***** Material for this task *****
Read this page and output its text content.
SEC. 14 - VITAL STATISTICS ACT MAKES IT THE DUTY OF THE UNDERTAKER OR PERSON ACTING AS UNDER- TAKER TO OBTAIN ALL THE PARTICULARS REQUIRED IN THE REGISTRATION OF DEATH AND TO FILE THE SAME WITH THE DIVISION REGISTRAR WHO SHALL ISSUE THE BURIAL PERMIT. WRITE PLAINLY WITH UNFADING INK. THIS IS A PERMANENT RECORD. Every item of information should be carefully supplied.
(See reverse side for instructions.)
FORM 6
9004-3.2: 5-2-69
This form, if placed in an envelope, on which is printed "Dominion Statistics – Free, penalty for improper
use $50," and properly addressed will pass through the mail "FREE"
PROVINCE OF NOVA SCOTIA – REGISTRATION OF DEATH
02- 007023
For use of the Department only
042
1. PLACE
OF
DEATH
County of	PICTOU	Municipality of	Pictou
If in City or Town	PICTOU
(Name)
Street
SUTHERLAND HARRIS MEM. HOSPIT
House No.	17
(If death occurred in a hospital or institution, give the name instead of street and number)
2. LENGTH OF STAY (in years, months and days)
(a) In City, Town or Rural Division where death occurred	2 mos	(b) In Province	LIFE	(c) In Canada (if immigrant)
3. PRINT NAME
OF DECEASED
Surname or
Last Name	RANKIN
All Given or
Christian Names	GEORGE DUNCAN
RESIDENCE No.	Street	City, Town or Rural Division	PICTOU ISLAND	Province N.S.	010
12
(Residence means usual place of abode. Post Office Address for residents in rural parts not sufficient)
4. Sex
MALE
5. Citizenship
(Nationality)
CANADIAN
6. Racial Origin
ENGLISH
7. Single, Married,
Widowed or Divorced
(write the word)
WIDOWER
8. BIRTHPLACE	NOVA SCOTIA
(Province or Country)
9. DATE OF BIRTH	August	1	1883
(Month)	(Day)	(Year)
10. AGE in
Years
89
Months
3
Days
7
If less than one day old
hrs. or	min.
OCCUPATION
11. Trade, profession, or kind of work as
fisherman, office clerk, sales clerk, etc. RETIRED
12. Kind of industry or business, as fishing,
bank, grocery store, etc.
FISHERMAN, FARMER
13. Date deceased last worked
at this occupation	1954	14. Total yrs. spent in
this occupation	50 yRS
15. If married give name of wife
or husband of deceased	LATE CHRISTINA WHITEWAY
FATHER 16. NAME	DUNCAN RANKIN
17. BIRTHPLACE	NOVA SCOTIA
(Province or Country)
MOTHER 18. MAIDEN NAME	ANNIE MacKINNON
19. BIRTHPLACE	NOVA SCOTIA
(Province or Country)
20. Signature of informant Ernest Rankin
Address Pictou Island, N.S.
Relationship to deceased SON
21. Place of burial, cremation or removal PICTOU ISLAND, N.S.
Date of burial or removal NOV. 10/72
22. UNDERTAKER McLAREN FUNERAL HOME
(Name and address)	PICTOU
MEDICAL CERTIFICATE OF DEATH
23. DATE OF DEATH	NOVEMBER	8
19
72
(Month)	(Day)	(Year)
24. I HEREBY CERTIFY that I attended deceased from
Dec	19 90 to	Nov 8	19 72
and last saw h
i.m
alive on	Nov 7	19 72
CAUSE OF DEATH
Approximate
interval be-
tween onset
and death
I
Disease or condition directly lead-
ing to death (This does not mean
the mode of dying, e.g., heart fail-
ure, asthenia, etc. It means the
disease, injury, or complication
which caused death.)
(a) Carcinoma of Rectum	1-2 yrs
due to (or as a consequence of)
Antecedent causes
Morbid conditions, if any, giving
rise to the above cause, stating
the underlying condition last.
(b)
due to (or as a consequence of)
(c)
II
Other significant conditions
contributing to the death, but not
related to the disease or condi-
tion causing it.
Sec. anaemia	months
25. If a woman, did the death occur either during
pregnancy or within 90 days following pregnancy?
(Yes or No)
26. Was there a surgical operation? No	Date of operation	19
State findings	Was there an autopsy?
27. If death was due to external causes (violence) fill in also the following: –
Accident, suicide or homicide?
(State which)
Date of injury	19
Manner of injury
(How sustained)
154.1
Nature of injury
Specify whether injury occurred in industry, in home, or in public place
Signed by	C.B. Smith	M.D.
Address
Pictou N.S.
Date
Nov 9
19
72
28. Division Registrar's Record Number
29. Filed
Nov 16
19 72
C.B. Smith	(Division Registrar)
*****
Goal of the exercise
Set down all of the records shown above once more, exactly.

Written answer
Read this page and output its text content.
SEC. 14 - VITAL STATISTICS ACT MAKES IT THE DUTY OF THE UNDERTAKER OR PERSON ACTING AS UNDER- TAKER TO OBTAIN ALL THE PARTICULARS REQUIRED IN THE REGISTRATION OF DEATH AND TO FILE THE SAME WITH THE DIVISION REGISTRAR WHO SHALL ISSUE THE BURIAL PERMIT. WRITE PLAINLY WITH UNFADING INK. THIS IS A PERMANENT RECORD. Every item of information should be carefully supplied.
(See reverse side for instructions.)
FORM 6
9004-3.2: 5-2-69
This form, if placed in an envelope, on which is printed "Dominion Statistics – Free, penalty for improper
use $50," and properly addressed will pass through the mail "FREE"
PROVINCE OF NOVA SCOTIA – REGISTRATION OF DEATH
02- 007023
For use of the Department only
042
1. PLACE
OF
DEATH
County of	PICTOU	Municipality of	Pictou
If in City or Town	PICTOU
(Name)
Street
SUTHERLAND HARRIS MEM. HOSPIT
House No.	17
(If death occurred in a hospital or institution, give the name instead of street and number)
2. LENGTH OF STAY (in years, months and days)
(a) In City, Town or Rural Division where death occurred	2 mos	(b) In Province	LIFE	(c) In Canada (if immigrant)
3. PRINT NAME
OF DECEASED
Surname or
Last Name	RANKIN
All Given or
Christian Names	GEORGE DUNCAN
RESIDENCE No.	Street	City, Town or Rural Division	PICTOU ISLAND	Province N.S.	010
12
(Residence means usual place of abode. Post Office Address for residents in rural parts not sufficient)
4. Sex
MALE
5. Citizenship
(Nationality)
CANADIAN
6. Racial Origin
ENGLISH
7. Single, Married,
Widowed or Divorced
(write the word)
WIDOWER
8. BIRTHPLACE	NOVA SCOTIA
(Province or Country)
9. DATE OF BIRTH	August	1	1883
(Month)	(Day)	(Year)
10. AGE in
Years
89
Months
3
Days
7
If less than one day old
hrs. or	min.
OCCUPATION
11. Trade, profession, or kind of work as
fisherman, office clerk, sales clerk, etc. RETIRED
12. Kind of industry or business, as fishing,
bank, grocery store, etc.
FISHERMAN, FARMER
13. Date deceased last worked
at this occupation	1954	14. Total yrs. spent in
this occupation	50 yRS
15. If married give name of wife
or husband of deceased	LATE CHRISTINA WHITEWAY
FATHER 16. NAME	DUNCAN RANKIN
17. BIRTHPLACE	NOVA SCOTIA
(Province or Country)
MOTHER 18. MAIDEN NAME	ANNIE MacKINNON
19. BIRTHPLACE	NOVA SCOTIA
(Province or Country)
20. Signature of informant Ernest Rankin
Address Pictou Island, N.S.
Relationship to deceased SON
21. Place of burial, cremation or removal PICTOU ISLAND, N.S.
Date of burial or removal NOV. 10/72
22. UNDERTAKER McLAREN FUNERAL HOME
(Name and address)	PICTOU
MEDICAL CERTIFICATE OF DEATH
23. DATE OF DEATH	NOVEMBER	8
19
72
(Month)	(Day)	(Year)
24. I HEREBY CERTIFY that I attended deceased from
Dec	19 90 to	Nov 8	19 72
and last saw h
i.m
alive on	Nov 7	19 72
CAUSE OF DEATH
Approximate
interval be-
tween onset
and death
I
Disease or condition directly lead-
ing to death (This does not mean
the mode of dying, e.g., heart fail-
ure, asthenia, etc. It means the
disease, injury, or complication
which caused death.)
(a) Carcinoma of Rectum	1-2 yrs
due to (or as a consequence of)
Antecedent causes
Morbid conditions, if any, giving
rise to the above cause, stating
the underlying condition last.
(b)
due to (or as a consequence of)
(c)
II
Other significant conditions
contributing to the death, but not
related to the disease or condi-
tion causing it.
Sec. anaemia	months
25. If a woman, did the death occur either during
pregnancy or within 90 days following pregnancy?
(Yes or No)
26. Was there a surgical operation? No	Date of operation	19
State findings	Was there an autopsy?
27. If death was due to external causes (violence) fill in also the following: –
Accident, suicide or homicide?
(State which)
Date of injury	19
Manner of injury
(How sustained)
154.1
Nature of injury
Specify whether injury occurred in industry, in home, or in public place
Signed by	C.B. Smith	M.D.
Address
Pictou N.S.
Date
Nov 9
19
72
28. Division Registrar's Record Number
29. Filed
Nov 16
19 72
C.B. Smith	(Division Registrar)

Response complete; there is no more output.